### Material to process

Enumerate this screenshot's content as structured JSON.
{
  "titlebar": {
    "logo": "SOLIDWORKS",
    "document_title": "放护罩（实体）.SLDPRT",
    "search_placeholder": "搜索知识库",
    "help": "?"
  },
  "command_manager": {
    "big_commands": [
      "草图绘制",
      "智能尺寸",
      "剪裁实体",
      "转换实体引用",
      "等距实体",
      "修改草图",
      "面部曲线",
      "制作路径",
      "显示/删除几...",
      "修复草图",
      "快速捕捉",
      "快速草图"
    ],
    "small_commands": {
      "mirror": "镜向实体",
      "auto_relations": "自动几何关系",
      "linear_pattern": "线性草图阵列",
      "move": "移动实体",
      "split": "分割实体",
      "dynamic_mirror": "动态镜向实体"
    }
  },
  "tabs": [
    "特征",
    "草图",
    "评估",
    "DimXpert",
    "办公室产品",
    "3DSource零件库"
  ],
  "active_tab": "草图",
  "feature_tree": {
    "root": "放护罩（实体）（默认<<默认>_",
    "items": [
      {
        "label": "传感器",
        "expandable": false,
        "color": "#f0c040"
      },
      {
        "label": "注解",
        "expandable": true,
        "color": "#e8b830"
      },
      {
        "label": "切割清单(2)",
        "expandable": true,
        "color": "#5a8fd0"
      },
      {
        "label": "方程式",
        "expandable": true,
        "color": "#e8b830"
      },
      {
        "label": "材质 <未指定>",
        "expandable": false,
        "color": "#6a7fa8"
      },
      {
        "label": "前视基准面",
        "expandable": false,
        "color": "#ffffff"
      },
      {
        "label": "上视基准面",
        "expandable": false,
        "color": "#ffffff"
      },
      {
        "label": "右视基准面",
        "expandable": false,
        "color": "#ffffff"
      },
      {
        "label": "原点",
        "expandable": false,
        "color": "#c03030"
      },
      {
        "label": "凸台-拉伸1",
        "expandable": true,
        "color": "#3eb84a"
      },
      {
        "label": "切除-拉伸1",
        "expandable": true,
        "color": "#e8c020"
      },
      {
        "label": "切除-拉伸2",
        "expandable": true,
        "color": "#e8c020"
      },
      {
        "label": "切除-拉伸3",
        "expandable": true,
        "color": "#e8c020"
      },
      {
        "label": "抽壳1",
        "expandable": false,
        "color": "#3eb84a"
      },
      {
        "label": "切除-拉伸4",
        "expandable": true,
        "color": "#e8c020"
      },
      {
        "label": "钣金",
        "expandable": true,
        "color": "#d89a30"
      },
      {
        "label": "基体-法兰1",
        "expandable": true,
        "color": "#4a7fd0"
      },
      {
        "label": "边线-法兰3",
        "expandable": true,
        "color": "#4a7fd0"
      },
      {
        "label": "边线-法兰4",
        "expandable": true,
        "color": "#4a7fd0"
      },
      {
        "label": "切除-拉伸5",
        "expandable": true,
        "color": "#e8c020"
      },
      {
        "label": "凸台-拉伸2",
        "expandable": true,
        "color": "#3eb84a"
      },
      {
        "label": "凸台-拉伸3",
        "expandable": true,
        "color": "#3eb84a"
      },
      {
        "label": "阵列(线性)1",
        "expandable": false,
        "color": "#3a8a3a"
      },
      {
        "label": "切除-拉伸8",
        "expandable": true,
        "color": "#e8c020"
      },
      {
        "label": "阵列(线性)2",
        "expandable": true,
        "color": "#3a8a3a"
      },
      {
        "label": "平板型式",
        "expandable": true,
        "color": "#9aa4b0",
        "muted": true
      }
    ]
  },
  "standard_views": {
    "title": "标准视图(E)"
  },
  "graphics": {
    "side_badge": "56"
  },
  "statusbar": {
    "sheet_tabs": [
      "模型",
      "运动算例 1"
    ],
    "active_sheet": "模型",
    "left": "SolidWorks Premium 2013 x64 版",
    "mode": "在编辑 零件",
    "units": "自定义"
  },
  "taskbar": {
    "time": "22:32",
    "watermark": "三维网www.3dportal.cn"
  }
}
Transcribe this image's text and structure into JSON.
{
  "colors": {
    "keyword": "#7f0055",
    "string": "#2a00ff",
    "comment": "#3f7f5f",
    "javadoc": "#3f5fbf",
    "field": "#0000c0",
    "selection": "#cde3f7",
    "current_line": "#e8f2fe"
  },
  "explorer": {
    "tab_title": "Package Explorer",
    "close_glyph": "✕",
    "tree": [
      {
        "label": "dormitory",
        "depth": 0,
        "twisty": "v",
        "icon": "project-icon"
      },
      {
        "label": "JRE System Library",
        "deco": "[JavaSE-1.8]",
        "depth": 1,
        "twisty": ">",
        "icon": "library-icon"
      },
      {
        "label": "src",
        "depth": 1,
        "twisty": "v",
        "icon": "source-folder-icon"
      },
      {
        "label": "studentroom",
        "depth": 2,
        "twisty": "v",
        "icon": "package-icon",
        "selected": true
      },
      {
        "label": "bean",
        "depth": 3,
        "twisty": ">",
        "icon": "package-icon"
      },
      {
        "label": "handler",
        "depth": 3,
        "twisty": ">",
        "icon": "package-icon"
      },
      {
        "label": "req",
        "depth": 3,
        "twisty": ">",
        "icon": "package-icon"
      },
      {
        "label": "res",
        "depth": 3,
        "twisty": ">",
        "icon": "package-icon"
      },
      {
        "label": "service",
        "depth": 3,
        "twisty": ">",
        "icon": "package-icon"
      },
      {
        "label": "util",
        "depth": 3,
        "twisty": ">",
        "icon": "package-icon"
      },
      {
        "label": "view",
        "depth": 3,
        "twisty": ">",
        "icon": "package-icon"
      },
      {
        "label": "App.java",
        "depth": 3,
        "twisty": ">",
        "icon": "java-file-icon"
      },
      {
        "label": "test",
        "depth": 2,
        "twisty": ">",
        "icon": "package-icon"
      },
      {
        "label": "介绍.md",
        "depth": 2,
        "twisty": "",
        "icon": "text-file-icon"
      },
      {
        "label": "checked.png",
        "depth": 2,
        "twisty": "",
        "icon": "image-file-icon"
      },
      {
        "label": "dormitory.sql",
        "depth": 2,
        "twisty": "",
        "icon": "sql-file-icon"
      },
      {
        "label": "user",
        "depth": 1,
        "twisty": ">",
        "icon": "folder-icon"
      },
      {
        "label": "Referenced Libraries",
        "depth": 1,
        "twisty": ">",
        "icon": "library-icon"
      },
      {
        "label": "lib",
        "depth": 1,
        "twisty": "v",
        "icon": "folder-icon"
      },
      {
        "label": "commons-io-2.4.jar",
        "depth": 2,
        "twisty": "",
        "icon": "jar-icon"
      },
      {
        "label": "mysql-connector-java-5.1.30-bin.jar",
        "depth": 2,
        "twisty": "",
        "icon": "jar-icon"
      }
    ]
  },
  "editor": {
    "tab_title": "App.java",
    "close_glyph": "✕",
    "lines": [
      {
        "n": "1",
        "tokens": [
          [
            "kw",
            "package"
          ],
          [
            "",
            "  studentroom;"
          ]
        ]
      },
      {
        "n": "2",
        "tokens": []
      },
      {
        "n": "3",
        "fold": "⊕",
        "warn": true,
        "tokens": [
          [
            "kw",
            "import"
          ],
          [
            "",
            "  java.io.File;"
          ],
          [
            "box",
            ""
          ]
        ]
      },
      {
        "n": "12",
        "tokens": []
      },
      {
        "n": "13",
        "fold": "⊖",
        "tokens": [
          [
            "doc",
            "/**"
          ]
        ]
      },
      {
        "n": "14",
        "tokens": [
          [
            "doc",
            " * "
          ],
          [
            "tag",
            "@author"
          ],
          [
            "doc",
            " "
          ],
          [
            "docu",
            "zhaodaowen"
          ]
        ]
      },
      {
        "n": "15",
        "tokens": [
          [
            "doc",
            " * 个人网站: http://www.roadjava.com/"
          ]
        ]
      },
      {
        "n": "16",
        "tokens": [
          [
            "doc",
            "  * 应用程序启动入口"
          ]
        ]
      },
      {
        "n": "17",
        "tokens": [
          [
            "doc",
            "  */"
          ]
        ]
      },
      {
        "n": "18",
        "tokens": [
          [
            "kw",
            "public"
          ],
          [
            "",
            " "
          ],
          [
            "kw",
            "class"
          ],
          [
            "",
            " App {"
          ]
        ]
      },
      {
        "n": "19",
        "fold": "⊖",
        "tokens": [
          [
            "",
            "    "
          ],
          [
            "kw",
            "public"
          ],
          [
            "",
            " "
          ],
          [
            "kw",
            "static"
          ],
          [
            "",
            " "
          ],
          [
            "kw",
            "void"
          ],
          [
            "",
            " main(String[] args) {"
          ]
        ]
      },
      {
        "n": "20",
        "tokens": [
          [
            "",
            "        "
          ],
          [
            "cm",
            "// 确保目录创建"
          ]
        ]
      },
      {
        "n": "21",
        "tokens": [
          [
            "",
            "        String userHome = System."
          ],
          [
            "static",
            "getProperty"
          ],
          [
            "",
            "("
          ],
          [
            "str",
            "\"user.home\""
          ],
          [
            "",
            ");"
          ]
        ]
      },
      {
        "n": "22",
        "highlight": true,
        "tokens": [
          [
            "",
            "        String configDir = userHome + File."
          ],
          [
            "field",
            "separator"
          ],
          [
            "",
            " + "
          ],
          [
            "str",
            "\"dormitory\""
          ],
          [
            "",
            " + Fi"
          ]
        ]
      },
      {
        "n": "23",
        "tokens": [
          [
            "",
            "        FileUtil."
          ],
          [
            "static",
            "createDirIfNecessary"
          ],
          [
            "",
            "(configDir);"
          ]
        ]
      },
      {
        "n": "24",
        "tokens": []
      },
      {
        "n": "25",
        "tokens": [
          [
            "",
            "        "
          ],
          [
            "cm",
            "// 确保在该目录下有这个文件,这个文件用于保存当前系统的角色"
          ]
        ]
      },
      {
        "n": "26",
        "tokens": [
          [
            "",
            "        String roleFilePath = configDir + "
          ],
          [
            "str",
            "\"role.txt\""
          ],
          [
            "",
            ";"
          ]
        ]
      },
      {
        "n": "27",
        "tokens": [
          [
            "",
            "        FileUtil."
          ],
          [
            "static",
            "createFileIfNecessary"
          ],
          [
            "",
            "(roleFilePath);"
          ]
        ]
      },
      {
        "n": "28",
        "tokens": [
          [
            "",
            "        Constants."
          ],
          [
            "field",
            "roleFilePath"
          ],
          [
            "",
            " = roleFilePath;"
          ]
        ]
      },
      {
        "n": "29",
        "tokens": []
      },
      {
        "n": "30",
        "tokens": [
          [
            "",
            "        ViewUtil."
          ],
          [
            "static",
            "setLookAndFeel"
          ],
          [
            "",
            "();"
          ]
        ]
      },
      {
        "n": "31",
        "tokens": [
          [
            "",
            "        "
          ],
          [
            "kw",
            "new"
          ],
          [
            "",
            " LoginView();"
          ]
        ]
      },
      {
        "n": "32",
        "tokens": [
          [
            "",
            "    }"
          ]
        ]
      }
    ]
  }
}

######

→ Objective
Show all lines in the entries above where the string "roleFilePath" appears.

→ Solved exercise
            "        String roleFilePath = configDir + "
            "(roleFilePath);"
            "roleFilePath"
            " = roleFilePath;"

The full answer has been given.